___ SUPPLIED DATA

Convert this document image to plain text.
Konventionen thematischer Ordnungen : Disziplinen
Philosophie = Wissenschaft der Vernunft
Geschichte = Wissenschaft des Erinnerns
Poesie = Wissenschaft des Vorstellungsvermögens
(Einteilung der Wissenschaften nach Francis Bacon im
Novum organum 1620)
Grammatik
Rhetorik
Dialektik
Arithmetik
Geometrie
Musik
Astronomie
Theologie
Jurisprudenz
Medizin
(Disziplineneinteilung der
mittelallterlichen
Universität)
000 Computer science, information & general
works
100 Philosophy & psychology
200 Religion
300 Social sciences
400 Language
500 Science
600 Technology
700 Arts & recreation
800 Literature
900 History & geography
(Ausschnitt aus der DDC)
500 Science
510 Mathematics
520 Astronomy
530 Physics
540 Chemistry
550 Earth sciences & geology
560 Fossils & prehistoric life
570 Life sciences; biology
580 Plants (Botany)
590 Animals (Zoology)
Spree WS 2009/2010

______
___ SUPPLIED DATA

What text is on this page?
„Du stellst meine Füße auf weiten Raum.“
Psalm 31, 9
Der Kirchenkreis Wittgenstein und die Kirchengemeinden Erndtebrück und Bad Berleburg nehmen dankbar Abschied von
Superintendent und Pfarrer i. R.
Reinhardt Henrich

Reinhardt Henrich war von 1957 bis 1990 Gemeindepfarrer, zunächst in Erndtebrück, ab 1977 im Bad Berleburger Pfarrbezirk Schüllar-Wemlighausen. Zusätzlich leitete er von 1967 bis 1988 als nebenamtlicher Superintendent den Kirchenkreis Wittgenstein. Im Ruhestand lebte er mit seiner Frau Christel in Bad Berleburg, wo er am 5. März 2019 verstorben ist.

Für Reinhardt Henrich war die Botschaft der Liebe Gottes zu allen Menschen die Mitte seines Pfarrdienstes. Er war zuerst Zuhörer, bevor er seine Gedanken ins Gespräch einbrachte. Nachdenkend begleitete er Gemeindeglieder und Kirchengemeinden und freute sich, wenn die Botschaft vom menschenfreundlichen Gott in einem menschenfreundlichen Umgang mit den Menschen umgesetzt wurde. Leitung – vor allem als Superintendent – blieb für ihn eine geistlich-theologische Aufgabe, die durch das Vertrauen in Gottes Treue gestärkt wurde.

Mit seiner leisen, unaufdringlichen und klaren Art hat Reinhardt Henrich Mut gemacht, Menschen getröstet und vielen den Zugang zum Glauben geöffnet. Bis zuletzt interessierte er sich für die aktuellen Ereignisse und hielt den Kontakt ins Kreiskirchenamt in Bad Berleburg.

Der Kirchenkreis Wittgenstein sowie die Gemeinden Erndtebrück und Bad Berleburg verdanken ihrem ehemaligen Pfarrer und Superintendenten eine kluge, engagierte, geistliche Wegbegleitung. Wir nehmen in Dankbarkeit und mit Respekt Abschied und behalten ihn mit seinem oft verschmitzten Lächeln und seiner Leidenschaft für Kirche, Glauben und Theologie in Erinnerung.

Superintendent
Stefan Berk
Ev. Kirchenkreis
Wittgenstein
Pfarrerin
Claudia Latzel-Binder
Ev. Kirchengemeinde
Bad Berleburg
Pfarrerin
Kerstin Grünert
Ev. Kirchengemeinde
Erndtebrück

______

▸ WHAT TO WORK ON
Lines containing "Kirchenkreis" are to be counted. State the total and add nothing.

▸ SOLVED EXERCISE
4